> Source passage:
# # # #
Unit tests of our nightly build/test scripts. We have a set of scripts that start nightly builds on each platform, run static analysis tools, run unit tests, run functional tests, and report all results to a central database. We test the various scripts individually, mostly using the shunit2 unit-testing framework for sh/bash/ksh/etc.
End-to-end tests of our build/test process. I am working on an end-to-end test that operates on a tiny source tree rather than our production code, since the latter can take hours to build. These tests are mainly aimed at verifying that our build targets still work and report results into our central database even after, for example, upgrading our code coverage tool or making changes to our build scripts.
Have your build file to compile a known version of your software (or simpler piece of code that is similar from a build perspective) and compare the result obtained with your new build tools to a expected result (built with a validated version of the build tools).
In my projects build-files don't change very often. Even more, I can reuse build-files from earlier projects, only changing some variables (that I moved to an easy to recognize section). That's why for me it is unneeded to unit-test the build-files. That can be different in other projects.
My question is quite relevant to something asked before but I need some practical advice.
I have "Working effectively with legacy code" in my hands and I 'm using advice from the book as I read it in the project I 'm working on. The project is a C++ application that consists of a few libraries but the major portion of the code is compiled to a single executable. I 'm using googletest for adding unit tests to existing code when I have to touch something.
My problem is how can I setup my build process so I can build my unit tests since there are two different executables that need to share code while I am not able to extract the code from my "under test" application to a library. Right now I have made my build process for the application that holds the unit tests link against the object files generated from the build process of the main application but I really dislike it. Are there any suggestions?
Working Effectively With Legacy Code is the best resource for how to start testing old code. There are really no short term solutions that won't result in things getting worse.
I'll sketch out a makefile structure you can use:
all: tests executables
run-tests: tests
<commands to run the test suite>
executables: <file list>
<commands to build the files>
tests: unit-test1 unit-test2 etc
unit-test1: ,files that are required for your unit-test1>
<commands to build unit-test1>
That is roughly what I do, as a sole developer on my project
If your test app is only linking the object files it needs to test then you are effectively already treating them as a library, it should be possible to group those object files into a separate library for the main and the test app. If you can't then I don't see that what you are doing is too bad an alternative.
# # # #
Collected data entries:
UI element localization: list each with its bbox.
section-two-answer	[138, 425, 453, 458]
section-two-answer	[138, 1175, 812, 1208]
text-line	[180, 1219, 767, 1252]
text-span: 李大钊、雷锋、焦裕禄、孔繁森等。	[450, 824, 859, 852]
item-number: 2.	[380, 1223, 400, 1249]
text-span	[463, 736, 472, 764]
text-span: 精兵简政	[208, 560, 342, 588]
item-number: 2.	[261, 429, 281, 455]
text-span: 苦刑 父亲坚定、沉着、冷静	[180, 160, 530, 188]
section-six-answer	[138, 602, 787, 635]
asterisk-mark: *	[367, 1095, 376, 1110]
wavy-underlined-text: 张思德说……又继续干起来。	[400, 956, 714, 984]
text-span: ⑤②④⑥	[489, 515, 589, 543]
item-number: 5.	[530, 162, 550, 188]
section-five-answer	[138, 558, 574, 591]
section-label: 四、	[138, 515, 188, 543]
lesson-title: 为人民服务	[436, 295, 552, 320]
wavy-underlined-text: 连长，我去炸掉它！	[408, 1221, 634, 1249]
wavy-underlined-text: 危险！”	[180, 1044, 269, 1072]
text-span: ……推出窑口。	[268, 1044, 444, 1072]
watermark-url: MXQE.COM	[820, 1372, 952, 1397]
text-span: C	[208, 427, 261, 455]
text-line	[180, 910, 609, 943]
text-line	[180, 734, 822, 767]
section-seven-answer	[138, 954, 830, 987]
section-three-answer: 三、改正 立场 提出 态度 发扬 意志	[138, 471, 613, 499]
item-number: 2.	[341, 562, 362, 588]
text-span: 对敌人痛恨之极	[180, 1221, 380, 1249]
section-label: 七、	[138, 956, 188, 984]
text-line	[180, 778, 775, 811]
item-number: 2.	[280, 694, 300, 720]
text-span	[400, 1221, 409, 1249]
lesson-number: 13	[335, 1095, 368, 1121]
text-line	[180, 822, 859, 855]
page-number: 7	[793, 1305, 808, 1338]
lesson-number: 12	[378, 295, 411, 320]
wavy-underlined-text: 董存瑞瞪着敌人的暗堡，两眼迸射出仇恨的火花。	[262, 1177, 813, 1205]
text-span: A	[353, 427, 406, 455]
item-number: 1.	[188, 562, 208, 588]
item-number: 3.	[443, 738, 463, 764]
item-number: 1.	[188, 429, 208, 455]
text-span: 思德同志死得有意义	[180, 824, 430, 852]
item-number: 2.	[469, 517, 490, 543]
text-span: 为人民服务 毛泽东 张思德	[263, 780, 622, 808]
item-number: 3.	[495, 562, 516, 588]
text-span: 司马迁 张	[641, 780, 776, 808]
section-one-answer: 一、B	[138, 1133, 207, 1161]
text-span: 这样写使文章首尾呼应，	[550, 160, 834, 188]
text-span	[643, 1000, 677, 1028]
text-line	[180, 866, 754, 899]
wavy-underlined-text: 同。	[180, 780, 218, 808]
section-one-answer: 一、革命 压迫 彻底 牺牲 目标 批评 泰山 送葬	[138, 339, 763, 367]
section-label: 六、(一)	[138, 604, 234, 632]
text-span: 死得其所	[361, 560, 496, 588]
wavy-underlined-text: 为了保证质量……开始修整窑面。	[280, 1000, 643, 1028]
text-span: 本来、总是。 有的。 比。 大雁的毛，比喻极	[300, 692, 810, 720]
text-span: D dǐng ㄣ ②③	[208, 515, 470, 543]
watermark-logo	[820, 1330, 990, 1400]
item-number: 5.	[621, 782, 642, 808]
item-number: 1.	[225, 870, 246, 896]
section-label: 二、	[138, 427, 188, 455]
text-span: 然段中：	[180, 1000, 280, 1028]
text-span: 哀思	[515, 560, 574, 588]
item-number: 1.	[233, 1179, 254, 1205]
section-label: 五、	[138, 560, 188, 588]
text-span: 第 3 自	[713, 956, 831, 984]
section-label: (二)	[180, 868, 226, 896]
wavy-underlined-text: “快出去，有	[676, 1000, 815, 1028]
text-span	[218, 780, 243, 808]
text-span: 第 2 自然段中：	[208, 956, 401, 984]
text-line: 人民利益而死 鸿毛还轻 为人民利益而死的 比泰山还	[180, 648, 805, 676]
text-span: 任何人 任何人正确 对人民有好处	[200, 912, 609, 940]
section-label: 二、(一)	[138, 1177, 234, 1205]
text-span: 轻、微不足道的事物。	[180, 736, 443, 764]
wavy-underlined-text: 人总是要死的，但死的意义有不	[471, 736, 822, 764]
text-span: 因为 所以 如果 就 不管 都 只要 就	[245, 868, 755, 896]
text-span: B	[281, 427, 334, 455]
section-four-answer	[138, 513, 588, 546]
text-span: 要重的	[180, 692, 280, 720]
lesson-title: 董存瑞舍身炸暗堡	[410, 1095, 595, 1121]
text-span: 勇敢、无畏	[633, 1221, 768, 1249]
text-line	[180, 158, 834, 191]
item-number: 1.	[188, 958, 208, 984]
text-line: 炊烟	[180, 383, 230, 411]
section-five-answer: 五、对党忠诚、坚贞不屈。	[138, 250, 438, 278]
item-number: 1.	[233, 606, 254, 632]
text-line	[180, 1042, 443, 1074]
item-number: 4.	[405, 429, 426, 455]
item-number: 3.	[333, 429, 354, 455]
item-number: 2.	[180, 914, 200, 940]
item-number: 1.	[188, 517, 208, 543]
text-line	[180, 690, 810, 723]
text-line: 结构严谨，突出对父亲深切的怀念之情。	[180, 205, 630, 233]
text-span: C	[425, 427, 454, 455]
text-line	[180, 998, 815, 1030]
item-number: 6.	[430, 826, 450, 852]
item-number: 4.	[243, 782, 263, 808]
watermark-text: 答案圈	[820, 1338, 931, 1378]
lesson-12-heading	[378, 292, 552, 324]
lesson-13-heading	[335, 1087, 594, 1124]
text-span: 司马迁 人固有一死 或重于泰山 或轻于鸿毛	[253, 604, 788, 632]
# # # #
> What the task asks:
Reproduce the portion of the build-testing thread between "My question is" and "to touch something.", inclusive.

> Solved exercise:
My question is quite relevant to something asked before but I need some practical advice.
I have "Working effectively with legacy code" in my hands and I 'm using advice from the book as I read it in the project I 'm working on. The project is a C++ application that consists of a few libraries but the major portion of the code is compiled to a single executable. I 'm using googletest for adding unit tests to existing code when I have to touch something.